[begin Excerpted data]
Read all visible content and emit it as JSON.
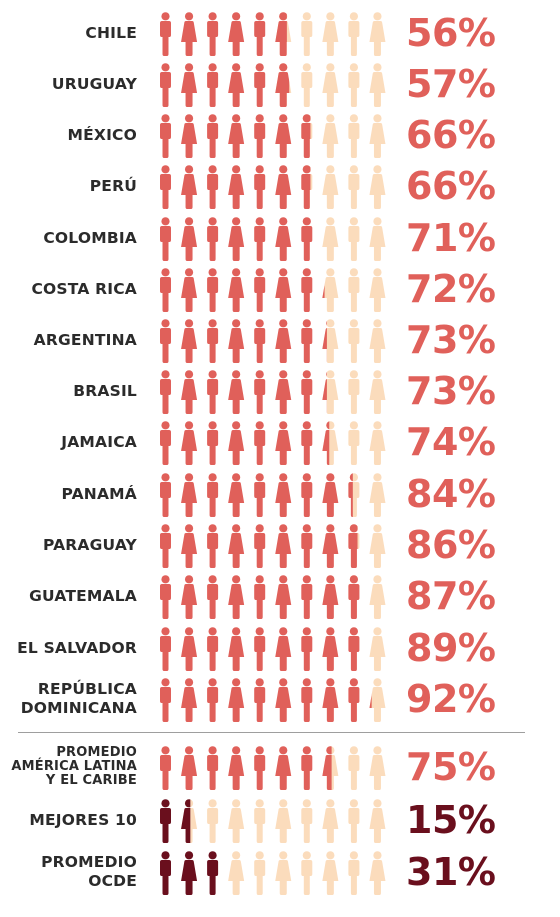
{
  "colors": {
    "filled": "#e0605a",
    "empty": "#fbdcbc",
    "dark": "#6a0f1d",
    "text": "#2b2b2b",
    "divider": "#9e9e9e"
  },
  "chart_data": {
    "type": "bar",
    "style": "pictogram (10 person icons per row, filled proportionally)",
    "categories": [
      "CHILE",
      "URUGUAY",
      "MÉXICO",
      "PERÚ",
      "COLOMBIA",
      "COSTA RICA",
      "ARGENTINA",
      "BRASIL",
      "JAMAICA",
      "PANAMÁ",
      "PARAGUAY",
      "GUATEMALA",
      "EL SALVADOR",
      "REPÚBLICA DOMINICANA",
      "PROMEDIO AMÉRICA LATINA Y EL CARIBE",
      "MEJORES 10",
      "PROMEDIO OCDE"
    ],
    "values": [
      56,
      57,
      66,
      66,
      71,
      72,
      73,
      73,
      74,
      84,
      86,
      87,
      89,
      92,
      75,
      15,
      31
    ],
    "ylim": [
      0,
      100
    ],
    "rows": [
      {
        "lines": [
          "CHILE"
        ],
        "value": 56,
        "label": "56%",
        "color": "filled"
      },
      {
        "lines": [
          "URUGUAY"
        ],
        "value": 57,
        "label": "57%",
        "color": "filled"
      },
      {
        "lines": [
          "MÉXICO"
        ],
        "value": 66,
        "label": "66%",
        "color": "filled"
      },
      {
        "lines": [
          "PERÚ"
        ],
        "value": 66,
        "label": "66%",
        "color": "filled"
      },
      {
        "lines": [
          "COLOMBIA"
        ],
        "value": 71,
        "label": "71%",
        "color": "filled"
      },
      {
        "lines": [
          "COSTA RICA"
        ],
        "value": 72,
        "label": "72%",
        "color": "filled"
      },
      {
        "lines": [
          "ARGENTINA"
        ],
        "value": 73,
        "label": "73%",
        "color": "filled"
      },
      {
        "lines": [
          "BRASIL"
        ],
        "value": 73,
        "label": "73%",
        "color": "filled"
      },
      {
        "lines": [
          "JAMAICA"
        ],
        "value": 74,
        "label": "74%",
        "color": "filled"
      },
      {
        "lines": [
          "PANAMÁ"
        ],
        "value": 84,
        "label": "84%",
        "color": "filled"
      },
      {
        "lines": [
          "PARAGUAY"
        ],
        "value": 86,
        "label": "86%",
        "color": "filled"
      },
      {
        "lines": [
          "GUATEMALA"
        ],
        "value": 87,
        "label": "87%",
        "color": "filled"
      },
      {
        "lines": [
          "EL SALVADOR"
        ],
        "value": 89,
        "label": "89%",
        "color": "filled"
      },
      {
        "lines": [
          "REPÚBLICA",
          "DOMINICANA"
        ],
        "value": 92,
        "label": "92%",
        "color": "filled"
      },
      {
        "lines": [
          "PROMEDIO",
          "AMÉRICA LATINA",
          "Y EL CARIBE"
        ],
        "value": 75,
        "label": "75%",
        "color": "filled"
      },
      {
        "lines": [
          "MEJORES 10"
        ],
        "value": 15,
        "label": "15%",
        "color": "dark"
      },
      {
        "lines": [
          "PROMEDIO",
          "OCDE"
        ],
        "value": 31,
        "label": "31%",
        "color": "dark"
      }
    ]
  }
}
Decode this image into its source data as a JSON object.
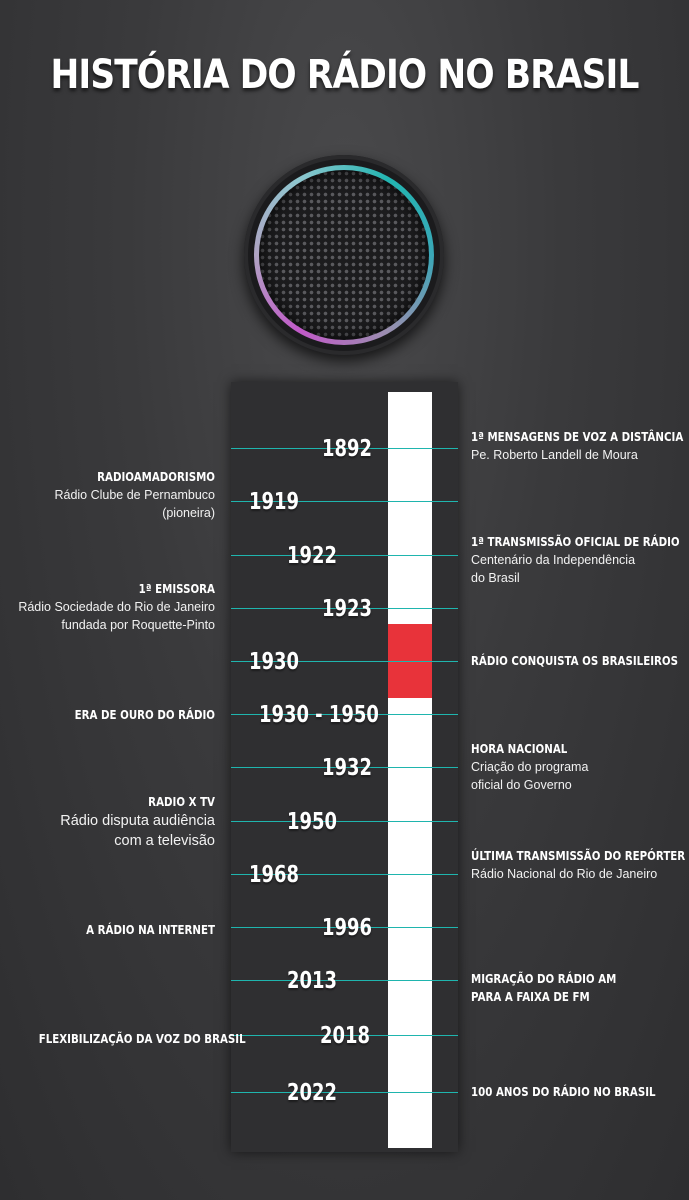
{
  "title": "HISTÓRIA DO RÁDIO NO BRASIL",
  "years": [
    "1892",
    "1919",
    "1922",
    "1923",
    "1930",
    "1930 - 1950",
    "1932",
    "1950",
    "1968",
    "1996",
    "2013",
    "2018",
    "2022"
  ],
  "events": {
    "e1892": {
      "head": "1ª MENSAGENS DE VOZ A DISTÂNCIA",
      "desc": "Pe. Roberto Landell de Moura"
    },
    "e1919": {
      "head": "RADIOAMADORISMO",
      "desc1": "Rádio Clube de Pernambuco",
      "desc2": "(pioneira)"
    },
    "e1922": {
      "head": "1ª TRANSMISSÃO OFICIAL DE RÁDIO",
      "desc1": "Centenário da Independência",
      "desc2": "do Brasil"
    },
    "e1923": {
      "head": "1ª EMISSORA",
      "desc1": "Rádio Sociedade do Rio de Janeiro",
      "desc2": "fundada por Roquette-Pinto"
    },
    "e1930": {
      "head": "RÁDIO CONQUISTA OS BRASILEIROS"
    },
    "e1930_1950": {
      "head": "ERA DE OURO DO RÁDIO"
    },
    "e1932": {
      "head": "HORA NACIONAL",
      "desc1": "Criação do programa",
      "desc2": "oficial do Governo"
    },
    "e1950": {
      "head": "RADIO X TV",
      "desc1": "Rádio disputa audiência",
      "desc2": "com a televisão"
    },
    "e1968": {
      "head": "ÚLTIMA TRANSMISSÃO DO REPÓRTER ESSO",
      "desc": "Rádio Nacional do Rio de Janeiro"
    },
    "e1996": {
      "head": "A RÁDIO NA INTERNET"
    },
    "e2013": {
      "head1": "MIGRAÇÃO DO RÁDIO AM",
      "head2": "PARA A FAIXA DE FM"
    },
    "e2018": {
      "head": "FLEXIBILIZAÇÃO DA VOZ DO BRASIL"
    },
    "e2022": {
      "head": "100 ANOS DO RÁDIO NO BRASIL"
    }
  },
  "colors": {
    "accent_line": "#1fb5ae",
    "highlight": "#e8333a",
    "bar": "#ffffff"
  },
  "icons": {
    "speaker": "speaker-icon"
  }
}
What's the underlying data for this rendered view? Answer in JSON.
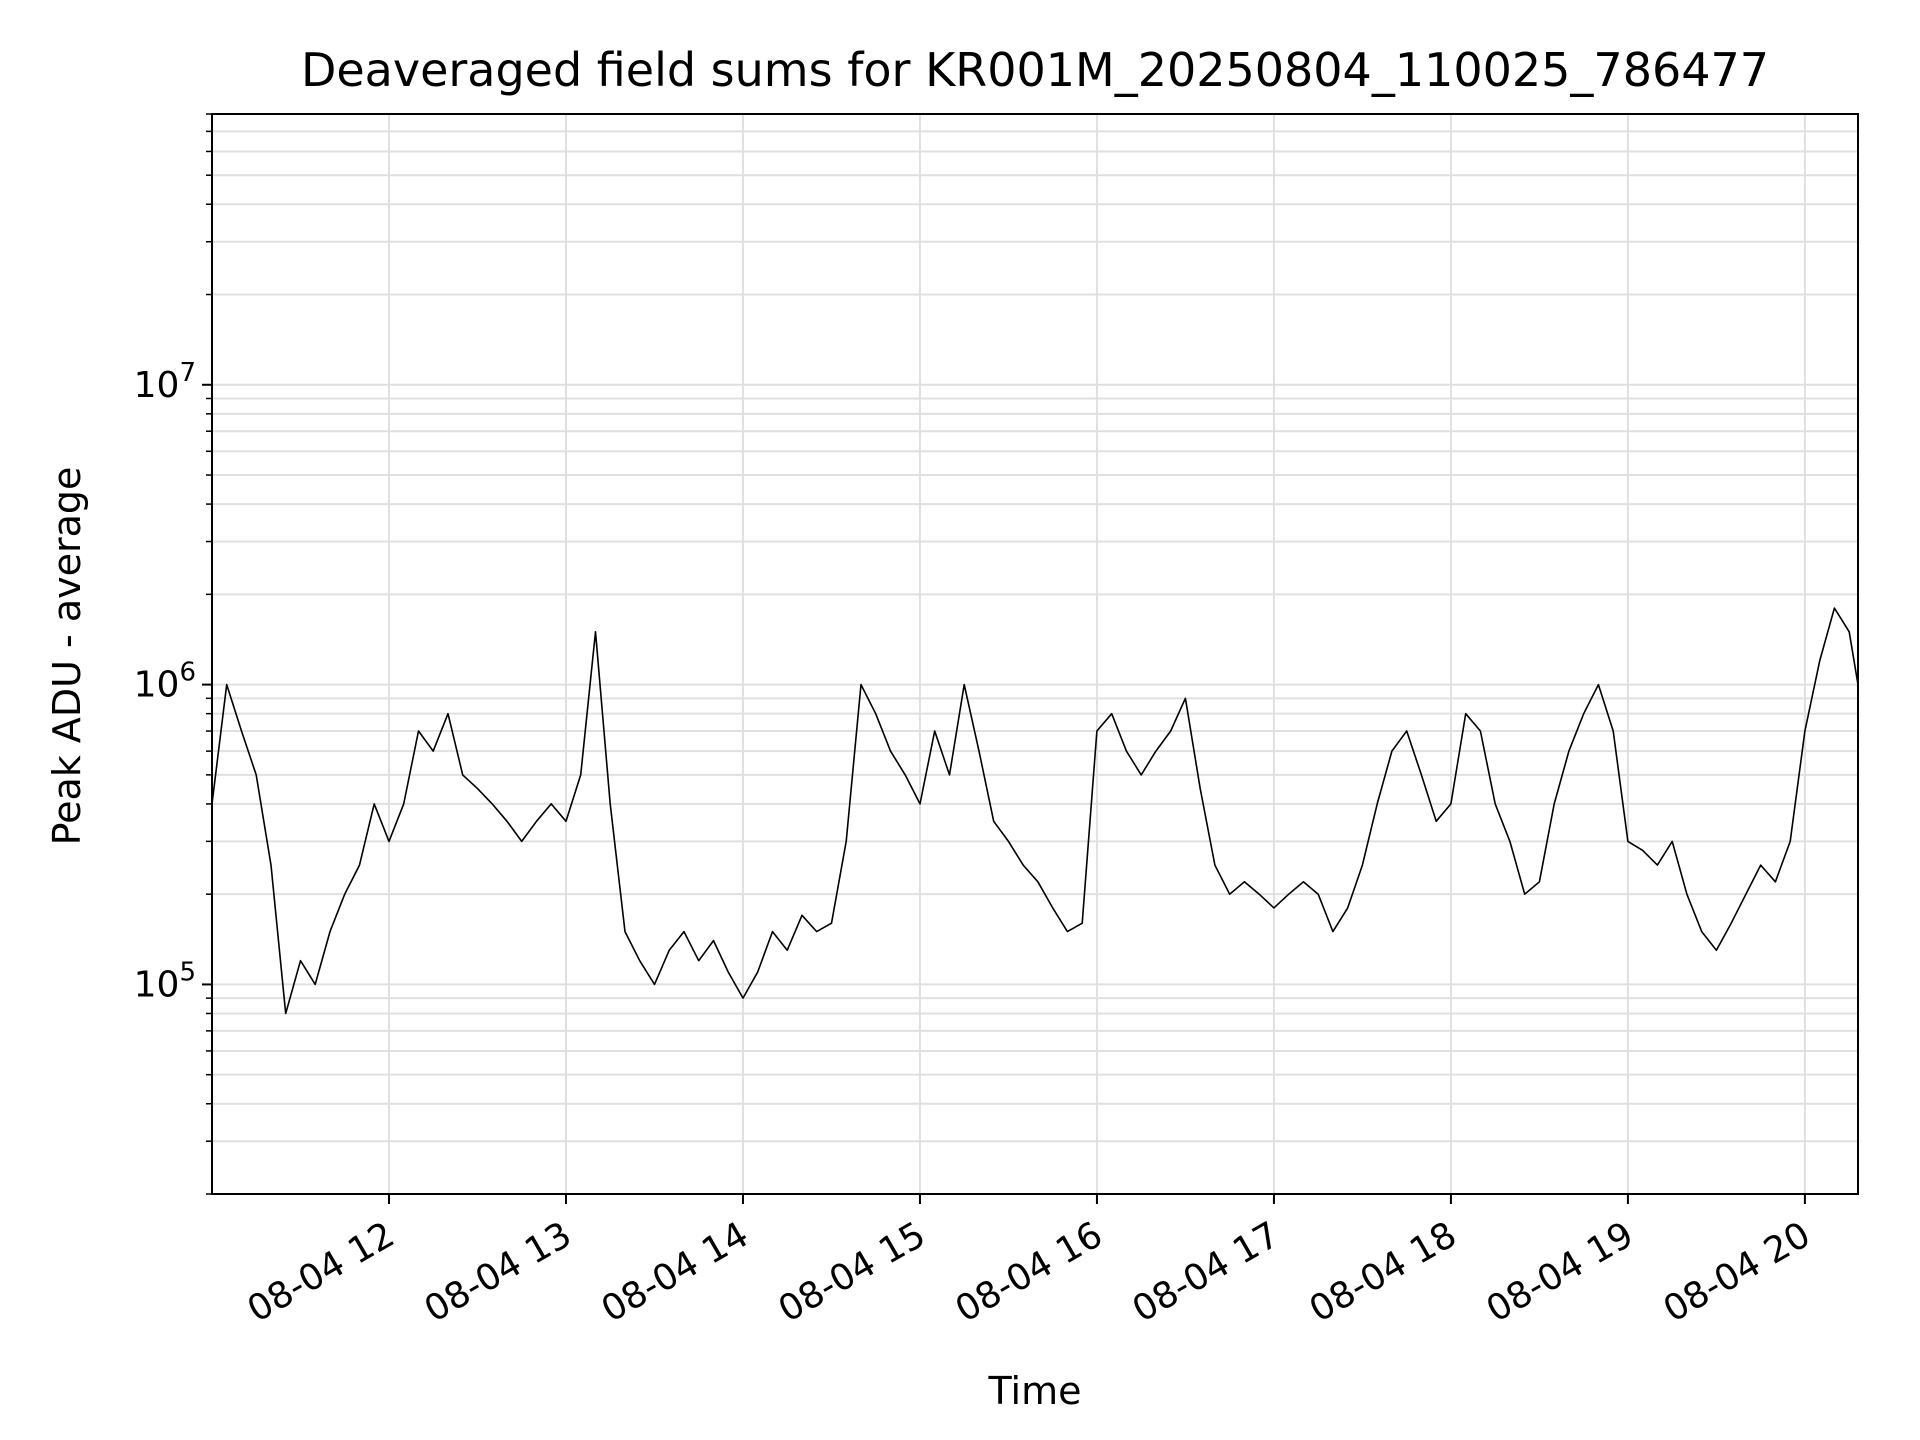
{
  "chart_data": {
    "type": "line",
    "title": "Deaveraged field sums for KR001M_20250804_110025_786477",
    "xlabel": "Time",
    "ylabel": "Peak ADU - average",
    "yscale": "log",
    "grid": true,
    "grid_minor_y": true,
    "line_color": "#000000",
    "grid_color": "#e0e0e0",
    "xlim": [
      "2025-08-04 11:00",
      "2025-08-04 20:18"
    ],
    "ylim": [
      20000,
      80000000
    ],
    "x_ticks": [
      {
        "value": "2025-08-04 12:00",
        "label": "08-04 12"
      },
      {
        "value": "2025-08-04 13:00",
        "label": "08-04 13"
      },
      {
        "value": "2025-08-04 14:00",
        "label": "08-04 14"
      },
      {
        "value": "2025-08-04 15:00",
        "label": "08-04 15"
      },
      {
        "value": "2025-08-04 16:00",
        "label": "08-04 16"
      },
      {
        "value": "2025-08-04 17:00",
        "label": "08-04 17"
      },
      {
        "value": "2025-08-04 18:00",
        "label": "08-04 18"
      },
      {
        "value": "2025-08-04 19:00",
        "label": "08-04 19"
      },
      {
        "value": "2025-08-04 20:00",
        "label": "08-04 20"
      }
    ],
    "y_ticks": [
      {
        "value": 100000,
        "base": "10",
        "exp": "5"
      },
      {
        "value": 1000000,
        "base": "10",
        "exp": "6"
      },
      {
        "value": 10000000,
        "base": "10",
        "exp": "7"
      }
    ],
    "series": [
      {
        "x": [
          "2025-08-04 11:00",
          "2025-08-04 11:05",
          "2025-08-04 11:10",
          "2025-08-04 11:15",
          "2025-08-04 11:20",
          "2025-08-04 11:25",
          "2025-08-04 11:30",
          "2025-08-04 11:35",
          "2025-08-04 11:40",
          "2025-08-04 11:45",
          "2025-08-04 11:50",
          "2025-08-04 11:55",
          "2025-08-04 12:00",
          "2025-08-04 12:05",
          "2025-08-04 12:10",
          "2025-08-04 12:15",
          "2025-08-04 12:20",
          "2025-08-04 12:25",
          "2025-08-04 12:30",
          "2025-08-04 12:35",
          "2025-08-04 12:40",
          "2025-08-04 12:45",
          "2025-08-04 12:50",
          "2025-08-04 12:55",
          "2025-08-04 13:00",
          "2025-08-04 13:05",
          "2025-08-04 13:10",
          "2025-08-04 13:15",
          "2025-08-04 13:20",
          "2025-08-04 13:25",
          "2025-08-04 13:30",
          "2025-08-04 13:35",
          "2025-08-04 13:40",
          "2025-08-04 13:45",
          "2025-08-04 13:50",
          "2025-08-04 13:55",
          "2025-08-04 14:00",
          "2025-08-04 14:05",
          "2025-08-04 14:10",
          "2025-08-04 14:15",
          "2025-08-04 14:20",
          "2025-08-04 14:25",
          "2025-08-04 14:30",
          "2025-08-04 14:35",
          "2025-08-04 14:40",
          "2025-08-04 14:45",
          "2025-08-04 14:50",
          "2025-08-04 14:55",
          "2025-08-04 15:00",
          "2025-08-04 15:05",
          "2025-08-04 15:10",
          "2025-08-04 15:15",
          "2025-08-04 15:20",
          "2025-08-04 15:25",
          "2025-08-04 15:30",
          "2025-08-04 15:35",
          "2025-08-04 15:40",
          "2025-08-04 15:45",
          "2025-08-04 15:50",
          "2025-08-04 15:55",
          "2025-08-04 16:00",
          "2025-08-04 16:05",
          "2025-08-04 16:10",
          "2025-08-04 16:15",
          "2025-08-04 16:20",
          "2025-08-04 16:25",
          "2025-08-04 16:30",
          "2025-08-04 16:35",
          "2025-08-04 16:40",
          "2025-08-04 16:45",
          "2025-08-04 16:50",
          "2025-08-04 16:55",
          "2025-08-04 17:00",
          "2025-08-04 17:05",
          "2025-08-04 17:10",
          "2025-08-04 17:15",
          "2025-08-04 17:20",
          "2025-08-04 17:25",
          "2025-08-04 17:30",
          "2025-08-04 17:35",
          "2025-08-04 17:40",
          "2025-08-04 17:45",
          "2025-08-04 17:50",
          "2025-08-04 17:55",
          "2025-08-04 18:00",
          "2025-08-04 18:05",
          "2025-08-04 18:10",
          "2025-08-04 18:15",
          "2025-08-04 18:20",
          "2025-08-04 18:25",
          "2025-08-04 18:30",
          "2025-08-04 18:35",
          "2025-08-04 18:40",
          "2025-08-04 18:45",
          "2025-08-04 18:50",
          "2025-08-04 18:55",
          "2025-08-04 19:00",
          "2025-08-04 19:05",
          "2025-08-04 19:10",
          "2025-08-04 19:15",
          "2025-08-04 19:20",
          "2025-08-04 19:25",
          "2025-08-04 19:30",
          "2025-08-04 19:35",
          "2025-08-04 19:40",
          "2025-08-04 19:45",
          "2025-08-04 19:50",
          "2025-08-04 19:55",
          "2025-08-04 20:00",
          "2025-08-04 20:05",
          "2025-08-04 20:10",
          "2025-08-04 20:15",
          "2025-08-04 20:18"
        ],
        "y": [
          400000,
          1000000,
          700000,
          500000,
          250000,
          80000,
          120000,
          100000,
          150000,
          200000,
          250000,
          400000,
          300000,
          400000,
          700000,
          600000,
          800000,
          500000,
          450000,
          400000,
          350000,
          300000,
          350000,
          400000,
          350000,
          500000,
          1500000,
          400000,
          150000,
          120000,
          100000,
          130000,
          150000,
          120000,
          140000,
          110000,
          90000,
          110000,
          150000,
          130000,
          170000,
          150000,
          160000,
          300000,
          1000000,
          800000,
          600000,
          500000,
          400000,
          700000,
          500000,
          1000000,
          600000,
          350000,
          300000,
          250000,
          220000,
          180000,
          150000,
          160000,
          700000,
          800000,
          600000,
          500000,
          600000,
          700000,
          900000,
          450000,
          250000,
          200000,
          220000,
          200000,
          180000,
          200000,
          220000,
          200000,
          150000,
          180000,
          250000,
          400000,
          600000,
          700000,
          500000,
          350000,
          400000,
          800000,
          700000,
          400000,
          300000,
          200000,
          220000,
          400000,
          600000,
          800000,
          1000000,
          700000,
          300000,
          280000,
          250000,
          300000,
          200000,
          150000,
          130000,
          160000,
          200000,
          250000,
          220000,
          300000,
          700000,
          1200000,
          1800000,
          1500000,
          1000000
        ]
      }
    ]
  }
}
[end Excerpted data]
#### Set task
Show every line of the records above that contains the word "PROMEDIO".

#### Response to the task
      "PROMEDIO AMÉRICA LATINA Y EL CARIBE",
      "PROMEDIO OCDE"
          "PROMEDIO",
          "PROMEDIO",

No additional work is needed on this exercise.